Archive for April, 2009

Thomas III’s Unusual Brain & Gabo’s Unusual Tongue

April 27, 2009 - 8:59 am No Comments

Thomas will be attending an In-Residence Educational Institute this summer at Amherst College in Massachusetts, which we are affectionately terming “camp”.

In the process of choosing the classes he will take – he became slightly indignant about the prospect of classes filling up and having to select a second choice. As usual, he had a million questions – and as in all things Thomas, the questions came out slowly and over time … like drops out of a leaky faucet … as he continued to mull it over and process all the variables.

“Don’t worry,” said dad. “You’re not going to be forced into Doll-Making in the 18th Century.”

To which he replied: “I get to go back to the 18th century to learn that?”

It took us a minute but we realized the thought that he had missed a class with a time machine in the curriculum guide was good enough for him — even if he had to make dolls. Come to think of it, he probably would like that too, what with the amount of fiddling he does with anything that makes it near his hands!

Over the years, he continues to amaze me with his thoughtful observations and sensitivity to life details that nobody else seems to notice. He is also so calm and wise. Traits I simply do not share. One of his favorite things is finding mistakes in our educational materials. I now have a file to keep all the editors’ letters that thank him for catching those errors.

In math alone, he has found 3 mistakes in only 60 lessons. For some reason, he always catches me by surprise and before listening to his point, my Latin temper takes over and I try to shut him down. He just calmly waits for me to be done telling him all the reasons why the “Teachers Guide” answer is right for the third time, and then he once again tries to get his point across. And he is usually right.

I have now learned to just listen if he is insistent. I think the fact that Gabo argues every single bit of work I give him – purely out of sport – has conditioned me to be very sensitive to any “back talk” in class.

**DIRECTIVE 1:**
Rewrite everything in the records from the line containing "series-line-26 xyxy=(419,330,2057,401)" down to the line containing "x-tick-label: 40 xyxy=(1722,437,1736,450)", replacing "x-tick-label" with "x-axis-tick-label" and leaving all else unchanged.

**TASK INPUT:**
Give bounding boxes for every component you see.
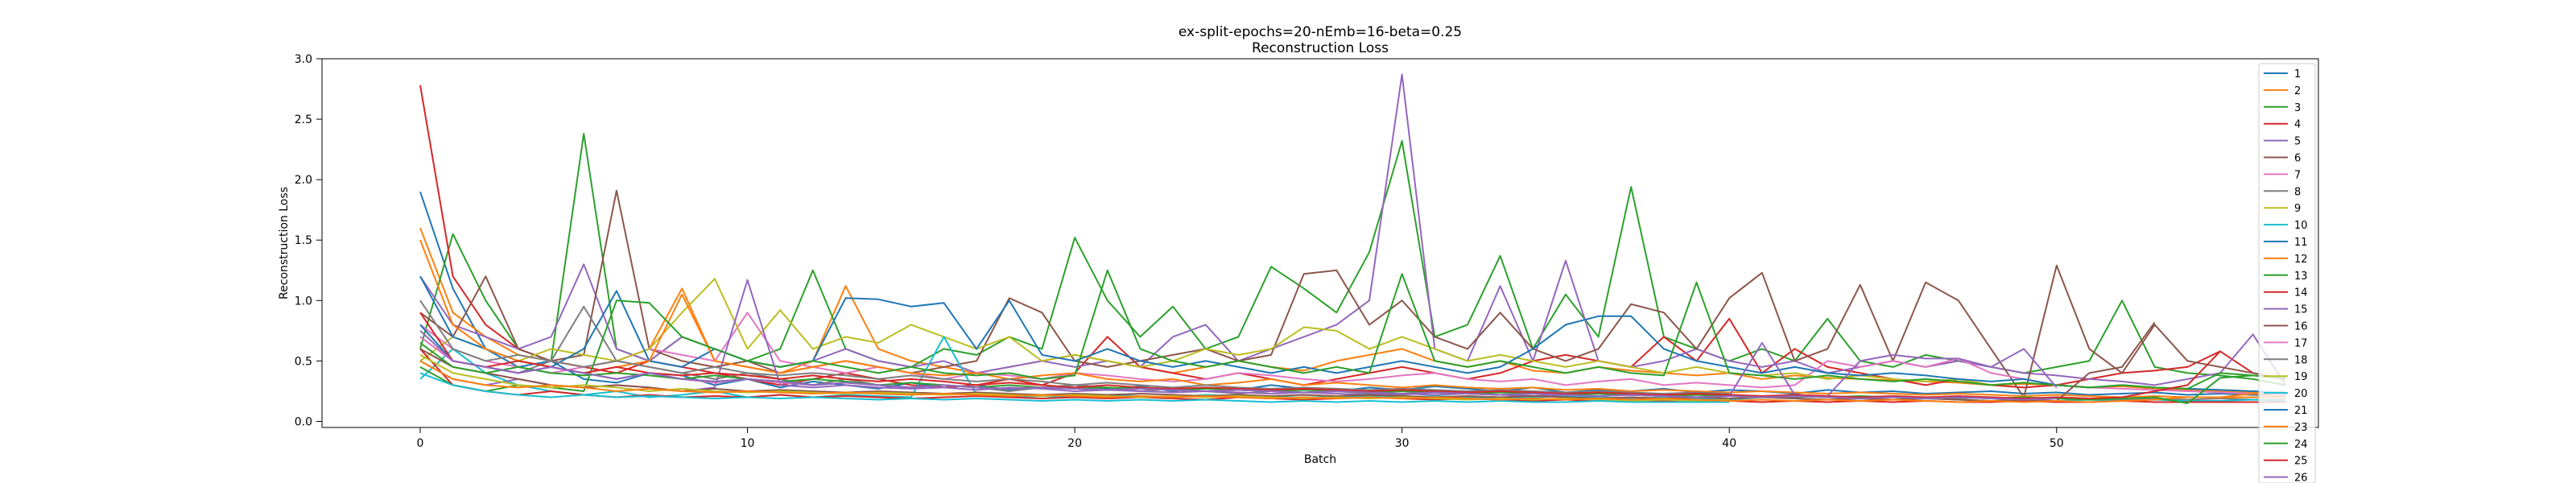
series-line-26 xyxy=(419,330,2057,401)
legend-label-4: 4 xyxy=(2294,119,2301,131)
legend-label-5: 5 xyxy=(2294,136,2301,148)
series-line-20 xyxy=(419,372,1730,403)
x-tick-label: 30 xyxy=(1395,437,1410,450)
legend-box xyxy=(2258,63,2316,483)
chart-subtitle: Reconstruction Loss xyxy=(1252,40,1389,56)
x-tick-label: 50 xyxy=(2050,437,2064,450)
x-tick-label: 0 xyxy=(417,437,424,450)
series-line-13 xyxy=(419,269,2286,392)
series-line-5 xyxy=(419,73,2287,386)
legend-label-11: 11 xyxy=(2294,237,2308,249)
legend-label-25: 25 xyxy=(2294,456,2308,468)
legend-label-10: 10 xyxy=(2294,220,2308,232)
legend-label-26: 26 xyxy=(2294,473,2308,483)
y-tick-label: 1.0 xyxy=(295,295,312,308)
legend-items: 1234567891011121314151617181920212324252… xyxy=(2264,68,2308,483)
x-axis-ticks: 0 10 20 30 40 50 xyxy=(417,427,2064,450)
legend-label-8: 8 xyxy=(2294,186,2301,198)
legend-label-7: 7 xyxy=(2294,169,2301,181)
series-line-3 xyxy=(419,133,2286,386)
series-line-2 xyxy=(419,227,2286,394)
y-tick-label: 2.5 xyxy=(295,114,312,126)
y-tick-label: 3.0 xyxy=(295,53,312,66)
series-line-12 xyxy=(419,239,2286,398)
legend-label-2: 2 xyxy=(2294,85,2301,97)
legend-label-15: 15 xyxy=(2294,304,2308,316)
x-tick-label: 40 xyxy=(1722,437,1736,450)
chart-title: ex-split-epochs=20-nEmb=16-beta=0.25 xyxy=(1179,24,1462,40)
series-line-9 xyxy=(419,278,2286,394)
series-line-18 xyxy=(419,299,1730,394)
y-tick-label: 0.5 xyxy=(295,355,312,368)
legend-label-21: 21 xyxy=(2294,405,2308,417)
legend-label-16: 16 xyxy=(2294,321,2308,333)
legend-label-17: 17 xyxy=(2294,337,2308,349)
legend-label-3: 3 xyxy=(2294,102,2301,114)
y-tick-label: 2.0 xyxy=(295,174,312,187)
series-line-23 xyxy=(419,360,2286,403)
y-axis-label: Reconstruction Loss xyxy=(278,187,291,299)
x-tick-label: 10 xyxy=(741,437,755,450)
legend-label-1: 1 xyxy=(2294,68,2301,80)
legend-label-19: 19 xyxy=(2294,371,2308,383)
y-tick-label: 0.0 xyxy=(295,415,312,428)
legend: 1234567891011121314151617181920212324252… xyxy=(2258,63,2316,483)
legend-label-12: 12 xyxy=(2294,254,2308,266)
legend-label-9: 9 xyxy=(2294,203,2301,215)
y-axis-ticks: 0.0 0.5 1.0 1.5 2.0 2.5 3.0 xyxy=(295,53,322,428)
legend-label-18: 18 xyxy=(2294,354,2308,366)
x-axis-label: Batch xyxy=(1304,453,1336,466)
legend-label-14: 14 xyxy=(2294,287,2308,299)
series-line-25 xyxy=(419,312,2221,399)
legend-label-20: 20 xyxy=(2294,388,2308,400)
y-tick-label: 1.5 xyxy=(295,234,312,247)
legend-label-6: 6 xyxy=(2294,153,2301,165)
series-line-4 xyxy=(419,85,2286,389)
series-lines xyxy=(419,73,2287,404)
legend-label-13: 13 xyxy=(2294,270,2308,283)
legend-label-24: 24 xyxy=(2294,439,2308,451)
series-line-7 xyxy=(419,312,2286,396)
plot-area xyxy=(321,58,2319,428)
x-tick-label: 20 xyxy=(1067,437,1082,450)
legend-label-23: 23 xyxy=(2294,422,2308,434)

**DIRECTIVE 2:**
Carry the account of Thomas and Gabo forward from its final sentence.

**RESPONSE 1:**
series-line-26 xyxy=(419,330,2057,401)
legend-label-4: 4 xyxy=(2294,119,2301,131)
legend-label-5: 5 xyxy=(2294,136,2301,148)
series-line-20 xyxy=(419,372,1730,403)
x-axis-tick-label: 30 xyxy=(1395,437,1410,450)
legend-box xyxy=(2258,63,2316,483)
chart-subtitle: Reconstruction Loss xyxy=(1252,40,1389,56)
x-axis-tick-label: 50 xyxy=(2050,437,2064,450)
x-axis-tick-label: 0 xyxy=(417,437,424,450)
series-line-13 xyxy=(419,269,2286,392)
series-line-5 xyxy=(419,73,2287,386)
legend-label-11: 11 xyxy=(2294,237,2308,249)
legend-label-25: 25 xyxy=(2294,456,2308,468)
legend-label-10: 10 xyxy=(2294,220,2308,232)
legend-label-26: 26 xyxy=(2294,473,2308,483)
y-tick-label: 1.0 xyxy=(295,295,312,308)
legend-items: 1234567891011121314151617181920212324252… xyxy=(2264,68,2308,483)
x-axis-ticks: 0 10 20 30 40 50 xyxy=(417,427,2064,450)
legend-label-8: 8 xyxy=(2294,186,2301,198)
legend-label-7: 7 xyxy=(2294,169,2301,181)
series-line-3 xyxy=(419,133,2286,386)
series-line-2 xyxy=(419,227,2286,394)
y-tick-label: 2.5 xyxy=(295,114,312,126)
y-tick-label: 3.0 xyxy=(295,53,312,66)
series-line-12 xyxy=(419,239,2286,398)
legend-label-2: 2 xyxy=(2294,85,2301,97)
legend-label-15: 15 xyxy=(2294,304,2308,316)
x-axis-tick-label: 40 xyxy=(1722,437,1736,450)

**RESPONSE 2:**
Gabo has a comment about everything. I think sometimes he just does it to hone his debate skills, or just to amuse himself. He is always respectful, and sometimes genuinely interested in clarifications. This has to be the single hardest thing about homeschooling smart kids. Trying to determine when they are arguing because they just don’t want to do it … as opposed to being in a funk, and just not open to learning at the moment.

With Gabo, we have always treaded a delicate balance to not squash his spirit while instilling strong discipline. It appears that all the qualities and talents that will make him a very successful adult – persistence, perseverance, righteousness, speed, strength, endless energy, challenging assumptions and rules, socratic methods to challenge those assumptions and rules to get what he wants … these are all the character traits that make children very hard to manage. Especially for peri-menopausic, short-fused Latin mothers.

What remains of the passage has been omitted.